■ DO THIS:
Identify the lines that contain the string "type" and copy all of them.
## Start STORED ROWS
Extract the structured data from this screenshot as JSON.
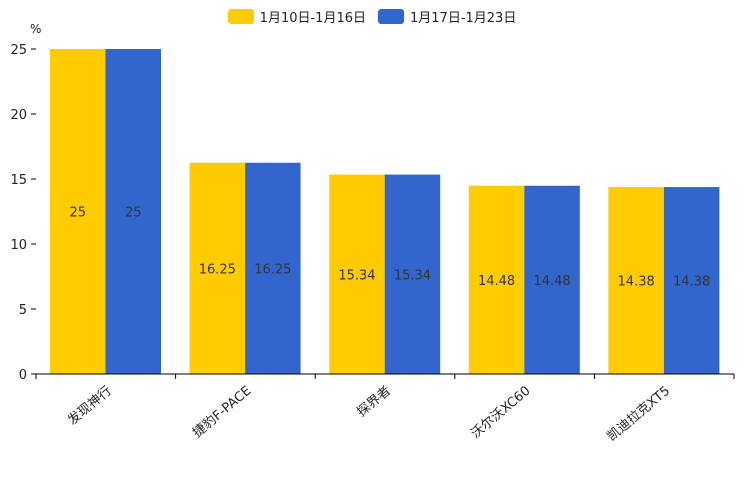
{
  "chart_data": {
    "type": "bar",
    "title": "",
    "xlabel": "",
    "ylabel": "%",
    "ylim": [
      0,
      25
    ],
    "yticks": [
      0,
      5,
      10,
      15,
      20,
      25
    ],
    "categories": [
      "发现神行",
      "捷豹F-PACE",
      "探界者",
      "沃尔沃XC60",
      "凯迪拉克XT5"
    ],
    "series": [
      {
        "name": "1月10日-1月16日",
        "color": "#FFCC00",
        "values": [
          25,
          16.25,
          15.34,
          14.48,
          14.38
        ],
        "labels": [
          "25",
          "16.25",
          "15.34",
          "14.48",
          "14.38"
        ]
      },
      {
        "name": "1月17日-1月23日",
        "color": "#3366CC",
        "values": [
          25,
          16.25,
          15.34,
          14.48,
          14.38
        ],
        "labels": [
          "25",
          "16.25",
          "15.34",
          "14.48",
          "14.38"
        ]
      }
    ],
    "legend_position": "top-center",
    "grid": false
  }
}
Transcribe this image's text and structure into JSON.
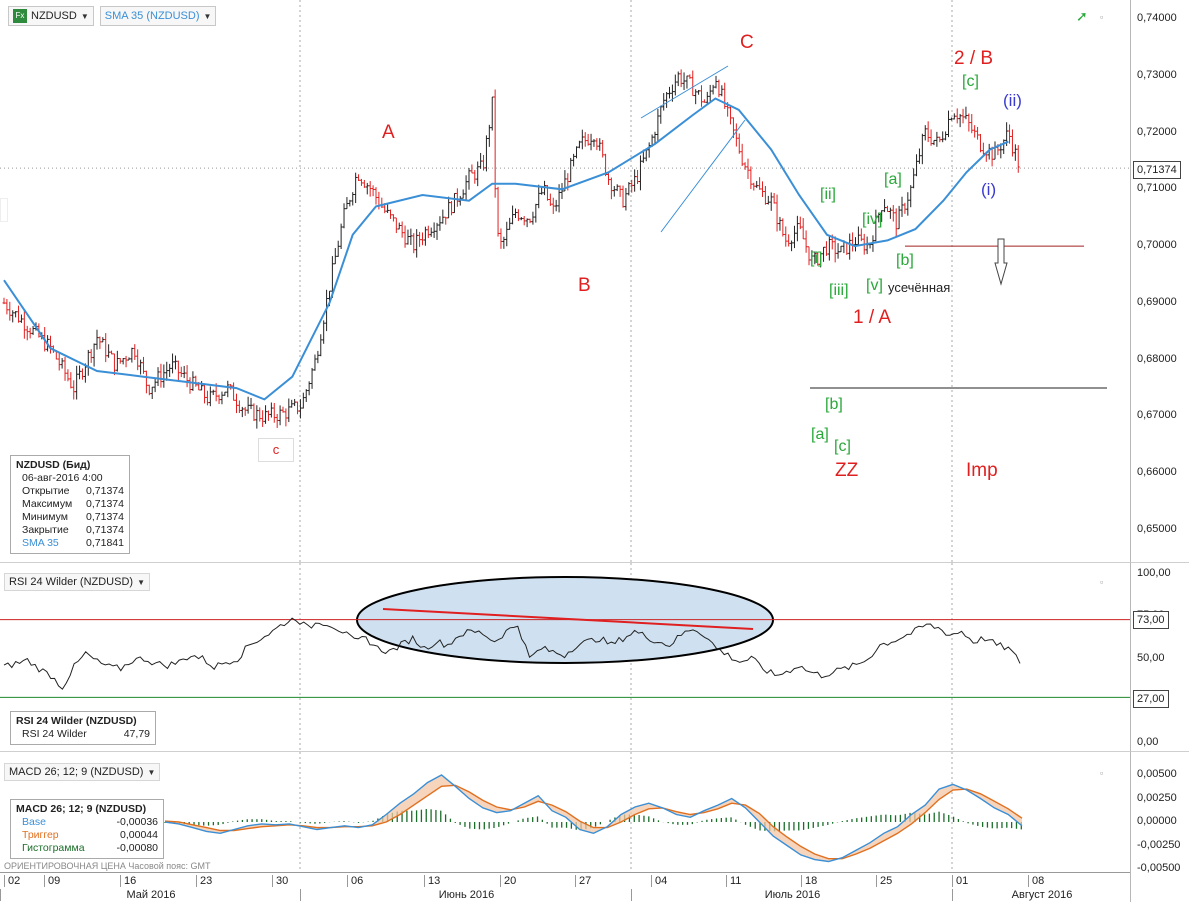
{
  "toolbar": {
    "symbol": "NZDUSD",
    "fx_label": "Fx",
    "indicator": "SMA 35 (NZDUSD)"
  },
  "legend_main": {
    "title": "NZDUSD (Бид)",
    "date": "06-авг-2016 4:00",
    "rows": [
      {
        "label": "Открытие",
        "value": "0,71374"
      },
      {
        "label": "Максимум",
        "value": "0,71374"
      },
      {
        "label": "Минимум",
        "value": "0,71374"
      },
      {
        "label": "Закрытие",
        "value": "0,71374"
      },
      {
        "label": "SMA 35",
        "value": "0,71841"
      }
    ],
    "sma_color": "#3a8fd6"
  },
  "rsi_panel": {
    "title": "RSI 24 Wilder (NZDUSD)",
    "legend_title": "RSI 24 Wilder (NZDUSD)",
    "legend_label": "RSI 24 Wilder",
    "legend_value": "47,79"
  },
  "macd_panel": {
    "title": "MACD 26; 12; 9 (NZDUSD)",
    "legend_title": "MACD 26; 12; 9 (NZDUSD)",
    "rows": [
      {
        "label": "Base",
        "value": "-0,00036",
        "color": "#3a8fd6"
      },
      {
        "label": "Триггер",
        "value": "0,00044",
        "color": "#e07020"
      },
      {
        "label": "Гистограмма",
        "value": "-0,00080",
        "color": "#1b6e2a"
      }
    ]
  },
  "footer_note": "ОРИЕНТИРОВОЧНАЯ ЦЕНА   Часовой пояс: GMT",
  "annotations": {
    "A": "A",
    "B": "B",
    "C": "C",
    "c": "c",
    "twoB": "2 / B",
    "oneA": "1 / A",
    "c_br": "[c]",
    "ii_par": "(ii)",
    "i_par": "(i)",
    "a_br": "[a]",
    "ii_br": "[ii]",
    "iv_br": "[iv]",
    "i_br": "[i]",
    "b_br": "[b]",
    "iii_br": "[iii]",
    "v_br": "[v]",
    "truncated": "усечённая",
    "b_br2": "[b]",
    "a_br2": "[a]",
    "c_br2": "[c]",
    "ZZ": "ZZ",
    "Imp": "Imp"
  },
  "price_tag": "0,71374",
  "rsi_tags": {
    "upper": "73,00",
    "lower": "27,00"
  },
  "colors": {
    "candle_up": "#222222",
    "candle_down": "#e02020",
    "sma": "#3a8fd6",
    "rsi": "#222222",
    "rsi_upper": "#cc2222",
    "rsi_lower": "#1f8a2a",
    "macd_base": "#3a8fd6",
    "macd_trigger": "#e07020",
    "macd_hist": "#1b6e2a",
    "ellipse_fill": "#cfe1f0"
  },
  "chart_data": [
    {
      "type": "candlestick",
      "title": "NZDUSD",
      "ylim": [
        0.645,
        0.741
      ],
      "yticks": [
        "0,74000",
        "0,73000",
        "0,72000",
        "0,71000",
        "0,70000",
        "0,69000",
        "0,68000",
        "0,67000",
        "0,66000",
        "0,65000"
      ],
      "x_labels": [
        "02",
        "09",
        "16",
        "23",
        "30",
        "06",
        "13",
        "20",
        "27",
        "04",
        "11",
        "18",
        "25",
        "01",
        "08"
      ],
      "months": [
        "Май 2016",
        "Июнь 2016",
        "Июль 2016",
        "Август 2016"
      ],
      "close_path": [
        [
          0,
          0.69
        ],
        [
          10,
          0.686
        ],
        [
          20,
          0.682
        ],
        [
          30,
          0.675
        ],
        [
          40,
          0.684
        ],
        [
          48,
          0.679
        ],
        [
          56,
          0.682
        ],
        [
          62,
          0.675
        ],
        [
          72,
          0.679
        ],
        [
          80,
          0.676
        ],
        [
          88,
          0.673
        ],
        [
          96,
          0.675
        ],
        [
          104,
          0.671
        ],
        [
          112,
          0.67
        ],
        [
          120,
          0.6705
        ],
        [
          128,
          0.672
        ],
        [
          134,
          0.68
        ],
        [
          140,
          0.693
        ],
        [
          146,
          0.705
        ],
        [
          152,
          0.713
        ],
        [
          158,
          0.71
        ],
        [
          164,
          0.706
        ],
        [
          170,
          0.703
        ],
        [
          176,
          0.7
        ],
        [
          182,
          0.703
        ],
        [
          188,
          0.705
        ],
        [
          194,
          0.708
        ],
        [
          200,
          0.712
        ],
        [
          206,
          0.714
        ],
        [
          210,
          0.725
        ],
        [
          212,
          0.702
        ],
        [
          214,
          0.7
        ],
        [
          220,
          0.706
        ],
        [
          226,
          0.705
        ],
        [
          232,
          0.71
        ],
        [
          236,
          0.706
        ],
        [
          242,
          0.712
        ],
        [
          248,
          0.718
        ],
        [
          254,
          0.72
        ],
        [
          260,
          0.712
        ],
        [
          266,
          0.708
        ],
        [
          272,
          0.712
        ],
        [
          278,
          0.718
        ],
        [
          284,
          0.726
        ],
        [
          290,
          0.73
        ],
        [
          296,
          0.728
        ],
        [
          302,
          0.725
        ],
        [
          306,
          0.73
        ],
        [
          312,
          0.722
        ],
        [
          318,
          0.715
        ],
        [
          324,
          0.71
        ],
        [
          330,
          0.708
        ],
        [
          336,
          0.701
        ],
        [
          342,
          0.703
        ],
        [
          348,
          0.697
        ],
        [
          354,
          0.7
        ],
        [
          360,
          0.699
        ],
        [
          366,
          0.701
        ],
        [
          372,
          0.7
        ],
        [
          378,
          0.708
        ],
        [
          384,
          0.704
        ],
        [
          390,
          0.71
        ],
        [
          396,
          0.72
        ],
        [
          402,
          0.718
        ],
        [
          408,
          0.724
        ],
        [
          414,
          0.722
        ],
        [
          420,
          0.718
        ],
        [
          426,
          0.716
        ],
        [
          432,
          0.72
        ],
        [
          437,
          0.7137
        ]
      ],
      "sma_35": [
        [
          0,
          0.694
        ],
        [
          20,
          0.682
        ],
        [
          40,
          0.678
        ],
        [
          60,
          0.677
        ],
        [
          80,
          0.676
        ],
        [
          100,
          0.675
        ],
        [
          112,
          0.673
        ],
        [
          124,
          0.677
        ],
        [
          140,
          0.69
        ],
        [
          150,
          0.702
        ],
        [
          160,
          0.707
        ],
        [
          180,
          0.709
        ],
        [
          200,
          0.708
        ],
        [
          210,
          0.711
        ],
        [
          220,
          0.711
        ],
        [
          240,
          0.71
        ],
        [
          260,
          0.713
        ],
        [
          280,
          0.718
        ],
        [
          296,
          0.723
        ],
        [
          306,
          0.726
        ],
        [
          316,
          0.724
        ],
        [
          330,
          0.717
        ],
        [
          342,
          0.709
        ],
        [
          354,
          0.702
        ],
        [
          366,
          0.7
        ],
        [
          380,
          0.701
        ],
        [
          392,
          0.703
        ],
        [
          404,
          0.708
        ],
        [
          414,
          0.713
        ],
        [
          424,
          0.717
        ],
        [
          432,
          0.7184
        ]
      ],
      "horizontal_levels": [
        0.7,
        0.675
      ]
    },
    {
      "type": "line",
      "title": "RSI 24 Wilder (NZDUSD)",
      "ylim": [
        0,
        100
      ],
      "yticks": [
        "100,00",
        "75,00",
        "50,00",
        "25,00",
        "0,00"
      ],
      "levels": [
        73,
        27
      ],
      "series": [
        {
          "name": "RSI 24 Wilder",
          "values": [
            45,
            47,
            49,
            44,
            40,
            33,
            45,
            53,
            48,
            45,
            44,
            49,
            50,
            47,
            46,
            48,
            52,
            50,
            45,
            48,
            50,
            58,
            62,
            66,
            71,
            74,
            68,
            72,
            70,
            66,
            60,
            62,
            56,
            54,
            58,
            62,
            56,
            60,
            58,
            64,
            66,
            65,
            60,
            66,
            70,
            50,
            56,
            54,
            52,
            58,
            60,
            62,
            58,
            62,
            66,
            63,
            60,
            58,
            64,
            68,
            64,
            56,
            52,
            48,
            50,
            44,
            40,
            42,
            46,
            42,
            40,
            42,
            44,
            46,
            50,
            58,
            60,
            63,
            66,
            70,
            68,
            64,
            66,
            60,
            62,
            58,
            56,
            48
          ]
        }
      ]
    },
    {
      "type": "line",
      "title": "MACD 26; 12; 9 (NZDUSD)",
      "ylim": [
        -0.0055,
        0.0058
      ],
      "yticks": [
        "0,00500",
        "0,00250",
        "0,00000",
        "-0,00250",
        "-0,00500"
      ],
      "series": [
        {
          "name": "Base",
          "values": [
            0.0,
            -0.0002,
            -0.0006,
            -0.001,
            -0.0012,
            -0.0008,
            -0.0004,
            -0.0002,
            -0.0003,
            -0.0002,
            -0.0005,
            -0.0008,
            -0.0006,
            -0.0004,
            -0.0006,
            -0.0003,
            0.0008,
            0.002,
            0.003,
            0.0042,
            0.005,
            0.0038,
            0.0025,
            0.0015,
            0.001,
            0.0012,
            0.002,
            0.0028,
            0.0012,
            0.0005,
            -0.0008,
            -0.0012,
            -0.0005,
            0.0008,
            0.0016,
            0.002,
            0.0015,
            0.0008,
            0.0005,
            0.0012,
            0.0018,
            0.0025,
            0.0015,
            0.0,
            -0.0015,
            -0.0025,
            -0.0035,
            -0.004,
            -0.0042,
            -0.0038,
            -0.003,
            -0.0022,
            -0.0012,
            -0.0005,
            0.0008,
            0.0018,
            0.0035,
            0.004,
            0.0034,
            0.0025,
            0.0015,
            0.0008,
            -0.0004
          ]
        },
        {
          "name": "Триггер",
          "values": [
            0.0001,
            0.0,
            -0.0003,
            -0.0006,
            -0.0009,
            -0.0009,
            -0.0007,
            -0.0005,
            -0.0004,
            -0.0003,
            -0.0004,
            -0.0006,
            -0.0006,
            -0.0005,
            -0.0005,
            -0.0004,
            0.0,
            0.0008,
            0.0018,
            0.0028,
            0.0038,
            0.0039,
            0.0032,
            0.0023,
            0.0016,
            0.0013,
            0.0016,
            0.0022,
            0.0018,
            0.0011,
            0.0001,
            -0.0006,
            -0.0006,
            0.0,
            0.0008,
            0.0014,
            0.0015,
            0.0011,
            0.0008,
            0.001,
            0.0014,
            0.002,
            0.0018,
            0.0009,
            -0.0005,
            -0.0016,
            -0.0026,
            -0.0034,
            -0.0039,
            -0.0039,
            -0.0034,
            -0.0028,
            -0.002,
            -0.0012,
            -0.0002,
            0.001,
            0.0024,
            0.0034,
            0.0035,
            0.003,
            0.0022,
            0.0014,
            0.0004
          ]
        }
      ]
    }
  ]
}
## End STORED ROWS
■ RESPONSE TO THIS EXERCISE:
    "type": "bar",
      "type": "candlestick",
      "type": "line",
      "type": "line",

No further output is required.